Task prompt: Would you return all of this data exactly, leaving nothing out?

──────────

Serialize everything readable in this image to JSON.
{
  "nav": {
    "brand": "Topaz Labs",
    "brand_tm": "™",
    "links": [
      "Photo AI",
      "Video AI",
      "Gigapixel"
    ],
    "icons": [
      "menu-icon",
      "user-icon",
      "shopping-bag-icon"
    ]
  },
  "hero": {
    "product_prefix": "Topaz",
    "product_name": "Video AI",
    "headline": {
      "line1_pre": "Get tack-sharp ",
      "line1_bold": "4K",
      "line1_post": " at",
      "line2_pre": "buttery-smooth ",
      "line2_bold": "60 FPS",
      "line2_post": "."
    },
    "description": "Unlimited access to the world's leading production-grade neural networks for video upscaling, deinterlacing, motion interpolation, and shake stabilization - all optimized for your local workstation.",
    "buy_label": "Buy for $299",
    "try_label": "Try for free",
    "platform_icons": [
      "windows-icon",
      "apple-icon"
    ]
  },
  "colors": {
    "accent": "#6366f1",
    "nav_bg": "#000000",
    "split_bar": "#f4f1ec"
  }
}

──────────

Task solution:
Serialize everything readable in this image to JSON.
{
  "nav": {
    "brand": "Topaz Labs",
    "brand_tm": "™",
    "links": [
      "Photo AI",
      "Video AI",
      "Gigapixel"
    ],
    "icons": [
      "menu-icon",
      "user-icon",
      "shopping-bag-icon"
    ]
  },
  "hero": {
    "product_prefix": "Topaz",
    "product_name": "Video AI",
    "headline": {
      "line1_pre": "Get tack-sharp ",
      "line1_bold": "4K",
      "line1_post": " at",
      "line2_pre": "buttery-smooth ",
      "line2_bold": "60 FPS",
      "line2_post": "."
    },
    "description": "Unlimited access to the world's leading production-grade neural networks for video upscaling, deinterlacing, motion interpolation, and shake stabilization - all optimized for your local workstation.",
    "buy_label": "Buy for $299",
    "try_label": "Try for free",
    "platform_icons": [
      "windows-icon",
      "apple-icon"
    ]
  },
  "colors": {
    "accent": "#6366f1",
    "nav_bg": "#000000",
    "split_bar": "#f4f1ec"
  }
}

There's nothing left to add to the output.